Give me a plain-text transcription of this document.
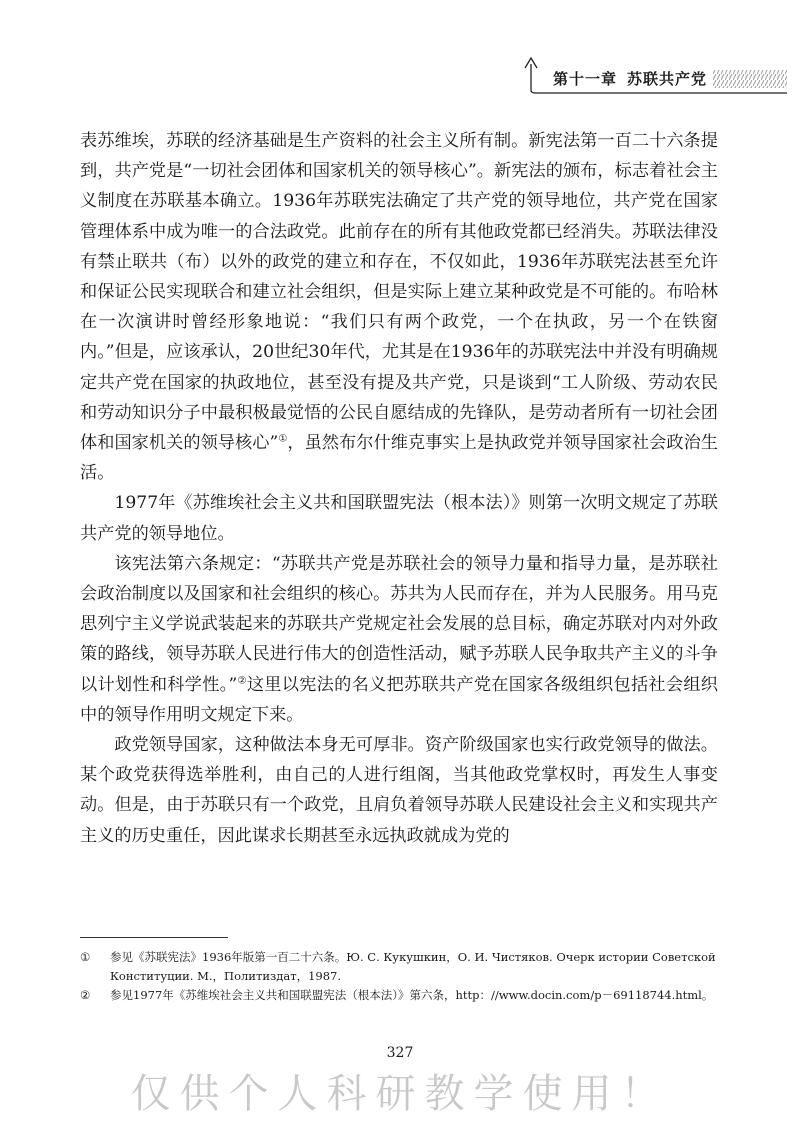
第十一章 苏联共产党

表苏维埃，苏联的经济基础是生产资料的社会主义所有制。新宪法第一百二十六条提到，共产党是“一切社会团体和国家机关的领导核心”。新宪法的颁布，标志着社会主义制度在苏联基本确立。1936年苏联宪法确定了共产党的领导地位，共产党在国家管理体系中成为唯一的合法政党。此前存在的所有其他政党都已经消失。苏联法律没有禁止联共（布）以外的政党的建立和存在，不仅如此，1936年苏联宪法甚至允许和保证公民实现联合和建立社会组织，但是实际上建立某种政党是不可能的。布哈林在一次演讲时曾经形象地说：“我们只有两个政党，一个在执政，另一个在铁窗内。”但是，应该承认，20世纪30年代，尤其是在1936年的苏联宪法中并没有明确规定共产党在国家的执政地位，甚至没有提及共产党，只是谈到“工人阶级、劳动农民和劳动知识分子中最积极最觉悟的公民自愿结成的先锋队，是劳动者所有一切社会团体和国家机关的领导核心”①，虽然布尔什维克事实上是执政党并领导国家社会政治生活。

1977年《苏维埃社会主义共和国联盟宪法（根本法）》则第一次明文规定了苏联共产党的领导地位。

该宪法第六条规定：“苏联共产党是苏联社会的领导力量和指导力量，是苏联社会政治制度以及国家和社会组织的核心。苏共为人民而存在，并为人民服务。用马克思列宁主义学说武装起来的苏联共产党规定社会发展的总目标，确定苏联对内对外政策的路线，领导苏联人民进行伟大的创造性活动，赋予苏联人民争取共产主义的斗争以计划性和科学性。”②这里以宪法的名义把苏联共产党在国家各级组织包括社会组织中的领导作用明文规定下来。

政党领导国家，这种做法本身无可厚非。资产阶级国家也实行政党领导的做法。某个政党获得选举胜利，由自己的人进行组阁，当其他政党掌权时，再发生人事变动。但是，由于苏联只有一个政党，且肩负着领导苏联人民建设社会主义和实现共产主义的历史重任，因此谋求长期甚至永远执政就成为党的

①	参见《苏联宪法》1936年版第一百二十六条。Ю. С. Кукушкин，О. И. Чистяков. Очерк истории Советской Конституции. М.，Политиздат，1987.
②	参见1977年《苏维埃社会主义共和国联盟宪法（根本法）》第六条，http：//www.docin.com/p－69118744.html。
327
仅供个人科研教学使用！
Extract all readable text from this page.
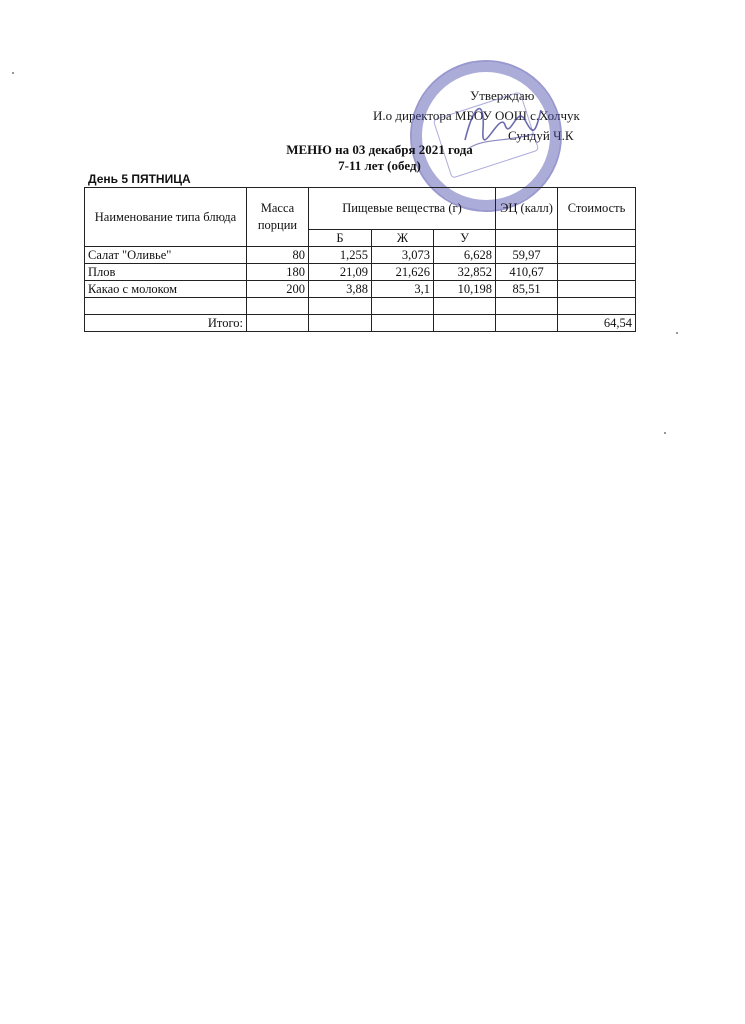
Утверждаю
И.о директора МБОУ ООШ с.Холчук
Сундуй Ч.К
МЕНЮ на 03 декабря 2021 года
7-11 лет (обед)
День 5 ПЯТНИЦА
Наименование типа блюда	Масса порции	Пищевые вещества (г)			ЭЦ (калл)	Стоимость
		Б	Ж	У		
Салат "Оливье"	80	1,255	3,073	6,628	59,97	
Плов	180	21,09	21,626	32,852	410,67	
Какао с молоком	200	3,88	3,1	10,198	85,51	

Итого:						64,54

• BRIEF: Output only these lines, word for word: the line containing "Extract all readable text from this page." and every line after it through the last line of the data. Omit the pictures.

• RESULT FOR THIS TASK:
Extract all readable text from this page.
Утверждаю
И.о директора МБОУ ООШ с.Холчук
Сундуй Ч.К
МЕНЮ на 03 декабря 2021 года
7-11 лет (обед)
День 5 ПЯТНИЦА
Наименование типа блюда	Масса порции	Пищевые вещества (г)			ЭЦ (калл)	Стоимость
		Б	Ж	У		
Салат "Оливье"	80	1,255	3,073	6,628	59,97	
Плов	180	21,09	21,626	32,852	410,67	
Какао с молоком	200	3,88	3,1	10,198	85,51	

Итого:						64,54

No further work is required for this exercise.